DIRECTIVE —
Wherever a line holds the word "HÜSEYİN", copy that line out.

THE RECORDS —

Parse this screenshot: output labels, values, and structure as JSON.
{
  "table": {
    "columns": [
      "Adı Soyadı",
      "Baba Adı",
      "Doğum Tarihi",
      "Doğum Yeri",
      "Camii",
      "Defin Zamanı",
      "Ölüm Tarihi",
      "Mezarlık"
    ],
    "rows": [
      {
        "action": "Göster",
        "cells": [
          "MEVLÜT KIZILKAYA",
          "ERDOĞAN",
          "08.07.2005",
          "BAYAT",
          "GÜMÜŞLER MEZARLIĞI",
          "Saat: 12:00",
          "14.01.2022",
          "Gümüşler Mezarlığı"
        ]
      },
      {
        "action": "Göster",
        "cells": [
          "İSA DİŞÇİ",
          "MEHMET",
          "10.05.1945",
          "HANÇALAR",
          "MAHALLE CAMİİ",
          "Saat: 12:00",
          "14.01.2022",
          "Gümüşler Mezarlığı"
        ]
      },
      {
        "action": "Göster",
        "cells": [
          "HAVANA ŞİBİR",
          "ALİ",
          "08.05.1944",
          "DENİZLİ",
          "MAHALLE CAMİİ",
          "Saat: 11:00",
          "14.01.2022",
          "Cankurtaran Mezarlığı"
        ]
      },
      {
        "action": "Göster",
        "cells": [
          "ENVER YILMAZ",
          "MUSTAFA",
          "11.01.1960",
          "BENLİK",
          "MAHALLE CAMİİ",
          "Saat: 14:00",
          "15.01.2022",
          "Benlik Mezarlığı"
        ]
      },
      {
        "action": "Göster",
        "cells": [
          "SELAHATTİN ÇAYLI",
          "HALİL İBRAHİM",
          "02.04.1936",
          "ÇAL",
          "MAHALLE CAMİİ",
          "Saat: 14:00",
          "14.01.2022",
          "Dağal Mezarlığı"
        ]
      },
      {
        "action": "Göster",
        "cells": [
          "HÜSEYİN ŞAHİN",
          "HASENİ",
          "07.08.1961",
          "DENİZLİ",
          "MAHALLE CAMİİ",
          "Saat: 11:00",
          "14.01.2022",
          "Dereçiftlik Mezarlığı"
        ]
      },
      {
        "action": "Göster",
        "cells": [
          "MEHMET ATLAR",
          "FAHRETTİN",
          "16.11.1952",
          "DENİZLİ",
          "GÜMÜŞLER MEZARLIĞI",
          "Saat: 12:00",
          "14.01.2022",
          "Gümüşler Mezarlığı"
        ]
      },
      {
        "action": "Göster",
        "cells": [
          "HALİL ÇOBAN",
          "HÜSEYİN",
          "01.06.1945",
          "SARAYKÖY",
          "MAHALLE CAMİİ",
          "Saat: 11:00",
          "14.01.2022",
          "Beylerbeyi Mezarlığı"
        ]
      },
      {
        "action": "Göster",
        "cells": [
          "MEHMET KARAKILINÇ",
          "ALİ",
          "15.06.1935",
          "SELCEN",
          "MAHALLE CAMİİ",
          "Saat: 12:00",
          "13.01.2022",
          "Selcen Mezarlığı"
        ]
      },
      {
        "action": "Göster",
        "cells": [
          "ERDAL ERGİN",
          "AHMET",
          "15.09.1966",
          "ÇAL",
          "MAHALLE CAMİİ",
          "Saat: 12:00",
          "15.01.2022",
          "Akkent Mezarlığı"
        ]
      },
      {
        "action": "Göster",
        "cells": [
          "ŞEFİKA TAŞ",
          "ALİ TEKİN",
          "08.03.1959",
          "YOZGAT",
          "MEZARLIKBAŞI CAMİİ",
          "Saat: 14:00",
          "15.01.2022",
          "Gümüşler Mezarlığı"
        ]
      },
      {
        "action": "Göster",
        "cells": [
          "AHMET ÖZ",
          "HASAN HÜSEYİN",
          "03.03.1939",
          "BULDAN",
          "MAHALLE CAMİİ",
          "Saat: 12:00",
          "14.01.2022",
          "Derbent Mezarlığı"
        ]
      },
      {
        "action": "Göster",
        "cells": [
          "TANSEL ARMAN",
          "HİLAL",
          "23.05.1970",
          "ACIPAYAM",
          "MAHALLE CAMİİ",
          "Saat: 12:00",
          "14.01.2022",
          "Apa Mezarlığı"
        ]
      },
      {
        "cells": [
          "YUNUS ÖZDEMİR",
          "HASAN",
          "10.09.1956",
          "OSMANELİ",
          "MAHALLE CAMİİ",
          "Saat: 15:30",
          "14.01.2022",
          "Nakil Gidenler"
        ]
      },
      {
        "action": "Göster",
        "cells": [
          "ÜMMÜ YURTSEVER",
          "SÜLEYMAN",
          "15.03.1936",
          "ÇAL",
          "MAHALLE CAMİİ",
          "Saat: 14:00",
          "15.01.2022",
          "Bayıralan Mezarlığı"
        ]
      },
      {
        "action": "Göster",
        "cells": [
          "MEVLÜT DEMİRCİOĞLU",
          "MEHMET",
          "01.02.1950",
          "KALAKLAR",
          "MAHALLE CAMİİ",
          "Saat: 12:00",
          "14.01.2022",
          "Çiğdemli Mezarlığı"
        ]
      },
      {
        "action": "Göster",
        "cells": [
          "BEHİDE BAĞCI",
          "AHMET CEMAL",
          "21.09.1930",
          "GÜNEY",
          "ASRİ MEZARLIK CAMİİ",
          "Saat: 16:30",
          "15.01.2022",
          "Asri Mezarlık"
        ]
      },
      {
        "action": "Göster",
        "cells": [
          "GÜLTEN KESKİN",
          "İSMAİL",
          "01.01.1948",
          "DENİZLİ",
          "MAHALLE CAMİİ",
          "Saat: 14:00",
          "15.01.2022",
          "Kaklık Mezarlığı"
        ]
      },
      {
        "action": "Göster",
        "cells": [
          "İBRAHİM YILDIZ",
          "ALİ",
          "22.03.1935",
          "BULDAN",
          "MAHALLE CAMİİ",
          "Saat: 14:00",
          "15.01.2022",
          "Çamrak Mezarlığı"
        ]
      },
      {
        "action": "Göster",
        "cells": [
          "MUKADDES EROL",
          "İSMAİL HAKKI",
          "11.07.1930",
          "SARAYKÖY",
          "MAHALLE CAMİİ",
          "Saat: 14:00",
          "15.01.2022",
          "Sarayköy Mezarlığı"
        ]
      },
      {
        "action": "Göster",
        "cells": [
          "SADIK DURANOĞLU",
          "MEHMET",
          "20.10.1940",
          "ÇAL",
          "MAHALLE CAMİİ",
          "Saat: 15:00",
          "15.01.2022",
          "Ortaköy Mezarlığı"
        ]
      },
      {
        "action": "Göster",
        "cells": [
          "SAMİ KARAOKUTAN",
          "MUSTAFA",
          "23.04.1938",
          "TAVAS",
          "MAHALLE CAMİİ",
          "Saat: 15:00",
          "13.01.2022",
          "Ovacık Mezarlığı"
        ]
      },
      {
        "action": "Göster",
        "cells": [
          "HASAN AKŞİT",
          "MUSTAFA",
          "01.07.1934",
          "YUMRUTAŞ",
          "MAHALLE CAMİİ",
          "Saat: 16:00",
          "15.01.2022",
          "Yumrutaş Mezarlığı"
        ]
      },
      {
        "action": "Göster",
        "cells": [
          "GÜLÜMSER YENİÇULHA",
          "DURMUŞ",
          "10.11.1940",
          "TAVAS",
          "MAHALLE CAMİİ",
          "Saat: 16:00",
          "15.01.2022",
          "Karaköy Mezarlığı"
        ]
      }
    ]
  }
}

FULL ANSWER —
          "HÜSEYİN ŞAHİN",
          "HÜSEYİN",
          "HASAN HÜSEYİN",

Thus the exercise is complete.